_Exercise goal_
Write out all the entries word for word, but skip any images.

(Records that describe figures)
-.-.-

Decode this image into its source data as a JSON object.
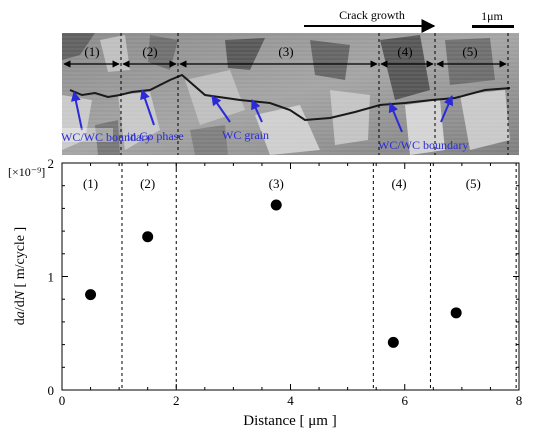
{
  "micrograph": {
    "scale_label": "1μm",
    "crack_label": "Crack growth",
    "region_labels": [
      "(1)",
      "(2)",
      "(3)",
      "(4)",
      "(5)"
    ],
    "annotations": [
      "WC/WC boundary",
      "in Co phase",
      "WC grain",
      "WC/WC boundary"
    ],
    "annotation_color": "#2a2ad8"
  },
  "chart_data": {
    "type": "scatter",
    "xlabel": "Distance [ μm ]",
    "ylabel_parts": [
      "d",
      "a",
      "/d",
      "N",
      " [ m/cycle ]"
    ],
    "y_multiplier": "[×10⁻⁹]",
    "xlim": [
      0,
      8
    ],
    "ylim": [
      0,
      2
    ],
    "x_ticks": [
      0,
      2,
      4,
      6,
      8
    ],
    "y_ticks": [
      0,
      1,
      2
    ],
    "x_tick_labels": [
      "0",
      "2",
      "4",
      "6",
      "8"
    ],
    "y_tick_labels": [
      "0",
      "1",
      "2"
    ],
    "region_boundaries": [
      1.05,
      2.0,
      5.45,
      6.45,
      7.95
    ],
    "region_labels": [
      "(1)",
      "(2)",
      "(3)",
      "(4)",
      "(5)"
    ],
    "region_label_x": [
      0.5,
      1.5,
      3.75,
      5.9,
      7.2
    ],
    "points": [
      {
        "x": 0.5,
        "y": 0.84
      },
      {
        "x": 1.5,
        "y": 1.35
      },
      {
        "x": 3.75,
        "y": 1.63
      },
      {
        "x": 5.8,
        "y": 0.42
      },
      {
        "x": 6.9,
        "y": 0.68
      }
    ],
    "grid": false
  }
}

-.-.-

_Correct response_
Decode this image into its source data as a JSON object.
{
  "micrograph": {
    "scale_label": "1μm",
    "crack_label": "Crack growth",
    "region_labels": [
      "(1)",
      "(2)",
      "(3)",
      "(4)",
      "(5)"
    ],
    "annotations": [
      "WC/WC boundary",
      "in Co phase",
      "WC grain",
      "WC/WC boundary"
    ],
    "annotation_color": "#2a2ad8"
  },
  "chart_data": {
    "type": "scatter",
    "xlabel": "Distance [ μm ]",
    "ylabel_parts": [
      "d",
      "a",
      "/d",
      "N",
      " [ m/cycle ]"
    ],
    "y_multiplier": "[×10⁻⁹]",
    "xlim": [
      0,
      8
    ],
    "ylim": [
      0,
      2
    ],
    "x_ticks": [
      0,
      2,
      4,
      6,
      8
    ],
    "y_ticks": [
      0,
      1,
      2
    ],
    "x_tick_labels": [
      "0",
      "2",
      "4",
      "6",
      "8"
    ],
    "y_tick_labels": [
      "0",
      "1",
      "2"
    ],
    "region_boundaries": [
      1.05,
      2.0,
      5.45,
      6.45,
      7.95
    ],
    "region_labels": [
      "(1)",
      "(2)",
      "(3)",
      "(4)",
      "(5)"
    ],
    "region_label_x": [
      0.5,
      1.5,
      3.75,
      5.9,
      7.2
    ],
    "points": [
      {
        "x": 0.5,
        "y": 0.84
      },
      {
        "x": 1.5,
        "y": 1.35
      },
      {
        "x": 3.75,
        "y": 1.63
      },
      {
        "x": 5.8,
        "y": 0.42
      },
      {
        "x": 6.9,
        "y": 0.68
      }
    ],
    "grid": false
  }
}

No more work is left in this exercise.